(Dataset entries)
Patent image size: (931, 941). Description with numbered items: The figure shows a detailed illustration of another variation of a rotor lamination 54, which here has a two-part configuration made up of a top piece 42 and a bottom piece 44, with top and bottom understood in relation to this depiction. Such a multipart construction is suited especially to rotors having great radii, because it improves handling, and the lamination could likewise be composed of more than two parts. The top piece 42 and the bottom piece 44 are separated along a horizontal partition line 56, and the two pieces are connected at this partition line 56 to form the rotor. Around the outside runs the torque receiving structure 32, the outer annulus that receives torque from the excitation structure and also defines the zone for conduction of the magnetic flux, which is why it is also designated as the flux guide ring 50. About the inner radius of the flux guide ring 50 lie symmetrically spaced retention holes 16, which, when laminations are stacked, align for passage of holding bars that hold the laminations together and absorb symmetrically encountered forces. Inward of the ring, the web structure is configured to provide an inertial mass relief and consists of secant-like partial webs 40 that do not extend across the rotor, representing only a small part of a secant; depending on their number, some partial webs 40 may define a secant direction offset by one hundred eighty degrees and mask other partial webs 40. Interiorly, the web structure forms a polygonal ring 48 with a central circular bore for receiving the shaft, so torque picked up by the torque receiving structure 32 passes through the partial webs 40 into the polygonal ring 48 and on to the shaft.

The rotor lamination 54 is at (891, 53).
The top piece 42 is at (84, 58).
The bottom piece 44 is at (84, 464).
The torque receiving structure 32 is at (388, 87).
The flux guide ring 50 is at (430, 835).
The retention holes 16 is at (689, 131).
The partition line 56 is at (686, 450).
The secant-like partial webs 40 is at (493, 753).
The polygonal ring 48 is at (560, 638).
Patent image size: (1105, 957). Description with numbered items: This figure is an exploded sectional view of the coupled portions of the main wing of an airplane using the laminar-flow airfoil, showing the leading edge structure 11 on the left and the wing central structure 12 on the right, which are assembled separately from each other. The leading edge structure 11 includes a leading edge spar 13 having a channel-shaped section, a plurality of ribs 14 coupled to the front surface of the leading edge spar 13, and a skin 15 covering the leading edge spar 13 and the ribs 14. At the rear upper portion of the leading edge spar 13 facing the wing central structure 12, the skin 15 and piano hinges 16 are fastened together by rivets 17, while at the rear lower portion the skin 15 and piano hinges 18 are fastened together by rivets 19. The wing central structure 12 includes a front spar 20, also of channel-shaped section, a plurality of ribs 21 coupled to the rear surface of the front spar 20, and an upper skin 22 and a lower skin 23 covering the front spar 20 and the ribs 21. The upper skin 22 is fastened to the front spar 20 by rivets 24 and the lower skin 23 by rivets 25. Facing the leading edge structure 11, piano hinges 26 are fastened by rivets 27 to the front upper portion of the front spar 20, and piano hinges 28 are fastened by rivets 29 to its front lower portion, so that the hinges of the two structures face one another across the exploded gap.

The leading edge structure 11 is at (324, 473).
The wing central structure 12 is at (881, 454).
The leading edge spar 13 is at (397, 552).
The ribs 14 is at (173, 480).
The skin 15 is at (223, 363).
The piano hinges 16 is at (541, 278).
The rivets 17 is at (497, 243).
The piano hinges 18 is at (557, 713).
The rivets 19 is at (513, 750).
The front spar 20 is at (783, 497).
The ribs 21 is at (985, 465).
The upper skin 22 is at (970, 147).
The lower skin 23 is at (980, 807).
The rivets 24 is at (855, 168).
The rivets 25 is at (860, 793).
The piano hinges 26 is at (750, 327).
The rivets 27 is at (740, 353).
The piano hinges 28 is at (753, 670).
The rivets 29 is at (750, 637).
* * *
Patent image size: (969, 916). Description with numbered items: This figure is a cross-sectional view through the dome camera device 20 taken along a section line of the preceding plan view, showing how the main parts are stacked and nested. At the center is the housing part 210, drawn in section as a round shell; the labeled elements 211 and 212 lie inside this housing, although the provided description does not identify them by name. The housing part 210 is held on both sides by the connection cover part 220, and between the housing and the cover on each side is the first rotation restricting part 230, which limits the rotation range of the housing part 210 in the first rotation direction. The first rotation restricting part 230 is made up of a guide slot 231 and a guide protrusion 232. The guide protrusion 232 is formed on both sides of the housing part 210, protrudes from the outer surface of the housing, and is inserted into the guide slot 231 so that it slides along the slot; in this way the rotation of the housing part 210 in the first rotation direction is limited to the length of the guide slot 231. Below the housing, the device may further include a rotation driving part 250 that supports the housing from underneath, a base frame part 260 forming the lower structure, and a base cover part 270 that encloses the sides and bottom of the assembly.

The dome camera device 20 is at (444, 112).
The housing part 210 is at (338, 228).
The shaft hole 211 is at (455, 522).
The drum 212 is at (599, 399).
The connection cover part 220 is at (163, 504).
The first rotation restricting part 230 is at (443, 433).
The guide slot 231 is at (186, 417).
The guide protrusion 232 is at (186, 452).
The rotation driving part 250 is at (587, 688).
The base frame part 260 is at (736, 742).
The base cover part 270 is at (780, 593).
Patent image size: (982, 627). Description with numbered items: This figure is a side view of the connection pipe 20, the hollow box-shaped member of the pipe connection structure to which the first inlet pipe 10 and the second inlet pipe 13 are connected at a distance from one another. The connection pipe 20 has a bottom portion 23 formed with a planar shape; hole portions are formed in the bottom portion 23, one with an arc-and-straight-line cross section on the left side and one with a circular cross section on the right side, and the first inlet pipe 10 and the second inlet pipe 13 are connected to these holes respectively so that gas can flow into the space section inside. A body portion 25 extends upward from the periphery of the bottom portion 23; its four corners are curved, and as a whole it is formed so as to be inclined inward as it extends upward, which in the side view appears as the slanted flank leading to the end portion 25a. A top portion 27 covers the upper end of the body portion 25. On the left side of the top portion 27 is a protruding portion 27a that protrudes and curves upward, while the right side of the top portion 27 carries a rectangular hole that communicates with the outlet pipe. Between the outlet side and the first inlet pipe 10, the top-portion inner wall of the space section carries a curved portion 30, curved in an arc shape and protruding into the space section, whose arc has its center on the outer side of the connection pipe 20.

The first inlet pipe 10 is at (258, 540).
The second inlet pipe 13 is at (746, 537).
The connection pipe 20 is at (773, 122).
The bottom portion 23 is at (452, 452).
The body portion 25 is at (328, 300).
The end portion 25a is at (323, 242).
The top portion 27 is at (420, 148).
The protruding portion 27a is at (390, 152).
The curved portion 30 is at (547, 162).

Stated problem: Put the lines of the items above, starting at the line containing "Patent image size: (969, 916)." and ending at the line containing "The housing part 210 is at (338, 228).", into a JSON list of strings with one string per line, leaving out blank lines.

Expected output:
[
  "Patent image size: (969, 916). Description with numbered items: This figure is a cross-sectional view through the dome camera device 20 taken along a section line of the preceding plan view, showing how the main parts are stacked and nested. At the center is the housing part 210, drawn in section as a round shell; the labeled elements 211 and 212 lie inside this housing, although the provided description does not identify them by name. The housing part 210 is held on both sides by the connection cover part 220, and between the housing and the cover on each side is the first rotation restricting part 230, which limits the rotation range of the housing part 210 in the first rotation direction. The first rotation restricting part 230 is made up of a guide slot 231 and a guide protrusion 232. The guide protrusion 232 is formed on both sides of the housing part 210, protrudes from the outer surface of the housing, and is inserted into the guide slot 231 so that it slides along the slot; in this way the rotation of the housing part 210 in the first rotation direction is limited to the length of the guide slot 231. Below the housing, the device may further include a rotation driving part 250 that supports the housing from underneath, a base frame part 260 forming the lower structure, and a base cover part 270 that encloses the sides and bottom of the assembly.",
  "The dome camera device 20 is at (444, 112).",
  "The housing part 210 is at (338, 228)."
]